#### Data extract
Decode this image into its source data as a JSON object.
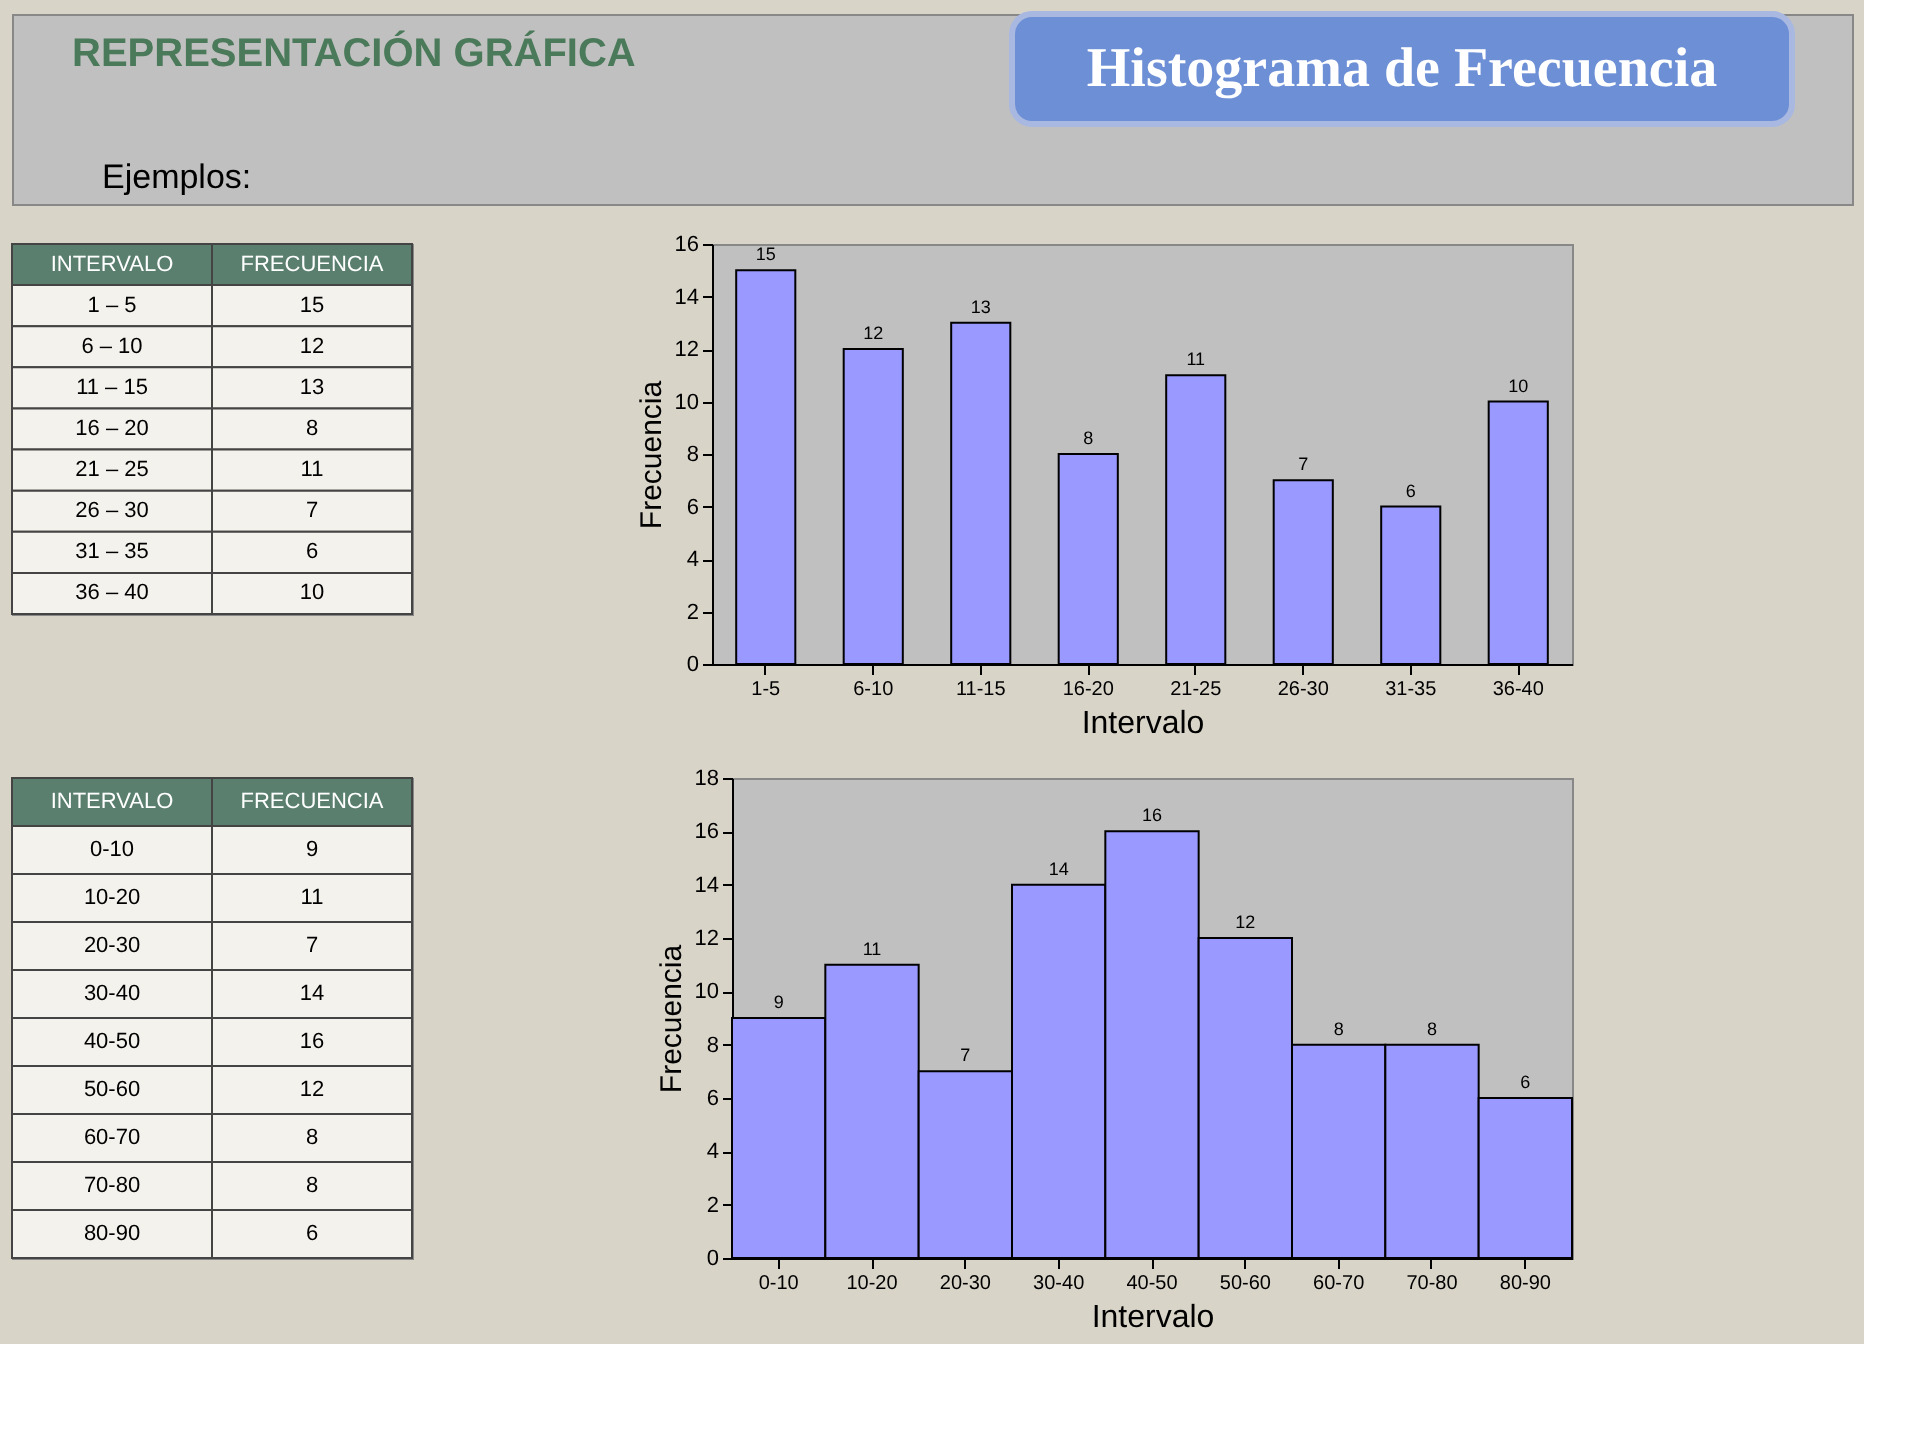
{
  "chart_data": [
    {
      "type": "other",
      "title": "REPRESENTACIÓN GRÁFICA",
      "subtitle": "Histograma de Frecuencia",
      "annotations": [
        "Ejemplos:"
      ]
    },
    {
      "type": "other",
      "categories": [
        "INTERVALO",
        "FRECUENCIA"
      ],
      "annotations": [
        "1 – 5",
        "15",
        "6 – 10",
        "12",
        "11 – 15",
        "13",
        "16 – 20",
        "8",
        "21 – 25",
        "11",
        "26 – 30",
        "7",
        "31 – 35",
        "6",
        "36 – 40",
        "10"
      ]
    },
    {
      "type": "bar",
      "categories": [
        "1-5",
        "6-10",
        "11-15",
        "16-20",
        "21-25",
        "26-30",
        "31-35",
        "36-40"
      ],
      "values": [
        15,
        12,
        13,
        8,
        11,
        7,
        6,
        10
      ],
      "color": "#9999ff",
      "ylim": [
        0,
        16
      ],
      "yticks": [
        0,
        2,
        4,
        6,
        8,
        10,
        12,
        14,
        16
      ],
      "xlabel": "Intervalo",
      "ylabel": "Frecuencia",
      "data_labels": true
    },
    {
      "type": "other",
      "categories": [
        "INTERVALO",
        "FRECUENCIA"
      ],
      "annotations": [
        "0-10",
        "9",
        "10-20",
        "11",
        "20-30",
        "7",
        "30-40",
        "14",
        "40-50",
        "16",
        "50-60",
        "12",
        "60-70",
        "8",
        "70-80",
        "8",
        "80-90",
        "6"
      ]
    },
    {
      "type": "bar",
      "categories": [
        "0-10",
        "10-20",
        "20-30",
        "30-40",
        "40-50",
        "50-60",
        "60-70",
        "70-80",
        "80-90"
      ],
      "values": [
        9,
        11,
        7,
        14,
        16,
        12,
        8,
        8,
        6
      ],
      "color": "#9999ff",
      "ylim": [
        0,
        18
      ],
      "yticks": [
        0,
        2,
        4,
        6,
        8,
        10,
        12,
        14,
        16,
        18
      ],
      "xlabel": "Intervalo",
      "ylabel": "Frecuencia",
      "data_labels": true
    }
  ]
}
########
→ **Written request**:
Write out the entries again, exactly as given, skipping any images.

→ **Response to this exercise**:
Decode this image into its source data as a JSON object.
{
  "chart_data": [
    {
      "type": "other",
      "title": "REPRESENTACIÓN GRÁFICA",
      "subtitle": "Histograma de Frecuencia",
      "annotations": [
        "Ejemplos:"
      ]
    },
    {
      "type": "other",
      "categories": [
        "INTERVALO",
        "FRECUENCIA"
      ],
      "annotations": [
        "1 – 5",
        "15",
        "6 – 10",
        "12",
        "11 – 15",
        "13",
        "16 – 20",
        "8",
        "21 – 25",
        "11",
        "26 – 30",
        "7",
        "31 – 35",
        "6",
        "36 – 40",
        "10"
      ]
    },
    {
      "type": "bar",
      "categories": [
        "1-5",
        "6-10",
        "11-15",
        "16-20",
        "21-25",
        "26-30",
        "31-35",
        "36-40"
      ],
      "values": [
        15,
        12,
        13,
        8,
        11,
        7,
        6,
        10
      ],
      "color": "#9999ff",
      "ylim": [
        0,
        16
      ],
      "yticks": [
        0,
        2,
        4,
        6,
        8,
        10,
        12,
        14,
        16
      ],
      "xlabel": "Intervalo",
      "ylabel": "Frecuencia",
      "data_labels": true
    },
    {
      "type": "other",
      "categories": [
        "INTERVALO",
        "FRECUENCIA"
      ],
      "annotations": [
        "0-10",
        "9",
        "10-20",
        "11",
        "20-30",
        "7",
        "30-40",
        "14",
        "40-50",
        "16",
        "50-60",
        "12",
        "60-70",
        "8",
        "70-80",
        "8",
        "80-90",
        "6"
      ]
    },
    {
      "type": "bar",
      "categories": [
        "0-10",
        "10-20",
        "20-30",
        "30-40",
        "40-50",
        "50-60",
        "60-70",
        "70-80",
        "80-90"
      ],
      "values": [
        9,
        11,
        7,
        14,
        16,
        12,
        8,
        8,
        6
      ],
      "color": "#9999ff",
      "ylim": [
        0,
        18
      ],
      "yticks": [
        0,
        2,
        4,
        6,
        8,
        10,
        12,
        14,
        16,
        18
      ],
      "xlabel": "Intervalo",
      "ylabel": "Frecuencia",
      "data_labels": true
    }
  ]
}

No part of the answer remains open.